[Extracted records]
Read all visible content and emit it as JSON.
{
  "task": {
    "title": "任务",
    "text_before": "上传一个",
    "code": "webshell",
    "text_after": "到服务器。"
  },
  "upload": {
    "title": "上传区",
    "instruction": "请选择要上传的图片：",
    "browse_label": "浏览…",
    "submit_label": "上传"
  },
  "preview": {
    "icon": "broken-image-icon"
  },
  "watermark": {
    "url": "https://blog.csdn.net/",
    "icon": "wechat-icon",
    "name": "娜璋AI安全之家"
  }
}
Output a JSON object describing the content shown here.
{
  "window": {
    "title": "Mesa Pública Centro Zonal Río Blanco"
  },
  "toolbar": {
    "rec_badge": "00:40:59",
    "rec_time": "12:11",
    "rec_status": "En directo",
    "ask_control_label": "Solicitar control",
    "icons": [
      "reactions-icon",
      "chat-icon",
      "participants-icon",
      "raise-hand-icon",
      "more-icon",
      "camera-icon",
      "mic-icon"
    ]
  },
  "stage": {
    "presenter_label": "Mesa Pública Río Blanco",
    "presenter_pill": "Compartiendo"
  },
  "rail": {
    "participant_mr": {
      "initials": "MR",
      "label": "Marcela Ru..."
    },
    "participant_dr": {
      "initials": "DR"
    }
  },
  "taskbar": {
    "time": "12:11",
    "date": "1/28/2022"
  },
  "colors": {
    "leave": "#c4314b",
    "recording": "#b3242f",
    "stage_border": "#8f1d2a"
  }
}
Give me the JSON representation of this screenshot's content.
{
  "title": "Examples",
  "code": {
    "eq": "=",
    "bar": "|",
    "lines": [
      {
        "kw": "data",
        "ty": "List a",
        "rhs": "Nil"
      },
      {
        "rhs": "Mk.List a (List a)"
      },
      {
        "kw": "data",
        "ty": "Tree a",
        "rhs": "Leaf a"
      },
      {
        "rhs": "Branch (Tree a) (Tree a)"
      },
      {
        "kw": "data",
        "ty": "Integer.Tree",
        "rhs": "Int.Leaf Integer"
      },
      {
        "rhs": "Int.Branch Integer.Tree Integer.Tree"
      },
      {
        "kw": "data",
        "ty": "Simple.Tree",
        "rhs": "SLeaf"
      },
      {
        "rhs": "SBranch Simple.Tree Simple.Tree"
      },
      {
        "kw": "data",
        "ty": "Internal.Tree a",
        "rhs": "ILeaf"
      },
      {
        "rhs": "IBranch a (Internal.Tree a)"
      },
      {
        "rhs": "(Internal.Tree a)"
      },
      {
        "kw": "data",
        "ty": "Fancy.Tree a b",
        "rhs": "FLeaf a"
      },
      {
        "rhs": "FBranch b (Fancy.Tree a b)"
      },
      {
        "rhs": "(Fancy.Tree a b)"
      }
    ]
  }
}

__Given problem__. Retype the records in full. Keep every line identical to the original.

__Worked solution__.
Read all visible content and emit it as JSON.
{
  "task": {
    "title": "任务",
    "text_before": "上传一个",
    "code": "webshell",
    "text_after": "到服务器。"
  },
  "upload": {
    "title": "上传区",
    "instruction": "请选择要上传的图片：",
    "browse_label": "浏览…",
    "submit_label": "上传"
  },
  "preview": {
    "icon": "broken-image-icon"
  },
  "watermark": {
    "url": "https://blog.csdn.net/",
    "icon": "wechat-icon",
    "name": "娜璋AI安全之家"
  }
}
Output a JSON object describing the content shown here.
{
  "window": {
    "title": "Mesa Pública Centro Zonal Río Blanco"
  },
  "toolbar": {
    "rec_badge": "00:40:59",
    "rec_time": "12:11",
    "rec_status": "En directo",
    "ask_control_label": "Solicitar control",
    "icons": [
      "reactions-icon",
      "chat-icon",
      "participants-icon",
      "raise-hand-icon",
      "more-icon",
      "camera-icon",
      "mic-icon"
    ]
  },
  "stage": {
    "presenter_label": "Mesa Pública Río Blanco",
    "presenter_pill": "Compartiendo"
  },
  "rail": {
    "participant_mr": {
      "initials": "MR",
      "label": "Marcela Ru..."
    },
    "participant_dr": {
      "initials": "DR"
    }
  },
  "taskbar": {
    "time": "12:11",
    "date": "1/28/2022"
  },
  "colors": {
    "leave": "#c4314b",
    "recording": "#b3242f",
    "stage_border": "#8f1d2a"
  }
}
Give me the JSON representation of this screenshot's content.
{
  "title": "Examples",
  "code": {
    "eq": "=",
    "bar": "|",
    "lines": [
      {
        "kw": "data",
        "ty": "List a",
        "rhs": "Nil"
      },
      {
        "rhs": "Mk.List a (List a)"
      },
      {
        "kw": "data",
        "ty": "Tree a",
        "rhs": "Leaf a"
      },
      {
        "rhs": "Branch (Tree a) (Tree a)"
      },
      {
        "kw": "data",
        "ty": "Integer.Tree",
        "rhs": "Int.Leaf Integer"
      },
      {
        "rhs": "Int.Branch Integer.Tree Integer.Tree"
      },
      {
        "kw": "data",
        "ty": "Simple.Tree",
        "rhs": "SLeaf"
      },
      {
        "rhs": "SBranch Simple.Tree Simple.Tree"
      },
      {
        "kw": "data",
        "ty": "Internal.Tree a",
        "rhs": "ILeaf"
      },
      {
        "rhs": "IBranch a (Internal.Tree a)"
      },
      {
        "rhs": "(Internal.Tree a)"
      },
      {
        "kw": "data",
        "ty": "Fancy.Tree a b",
        "rhs": "FLeaf a"
      },
      {
        "rhs": "FBranch b (Fancy.Tree a b)"
      },
      {
        "rhs": "(Fancy.Tree a b)"
      }
    ]
  }
}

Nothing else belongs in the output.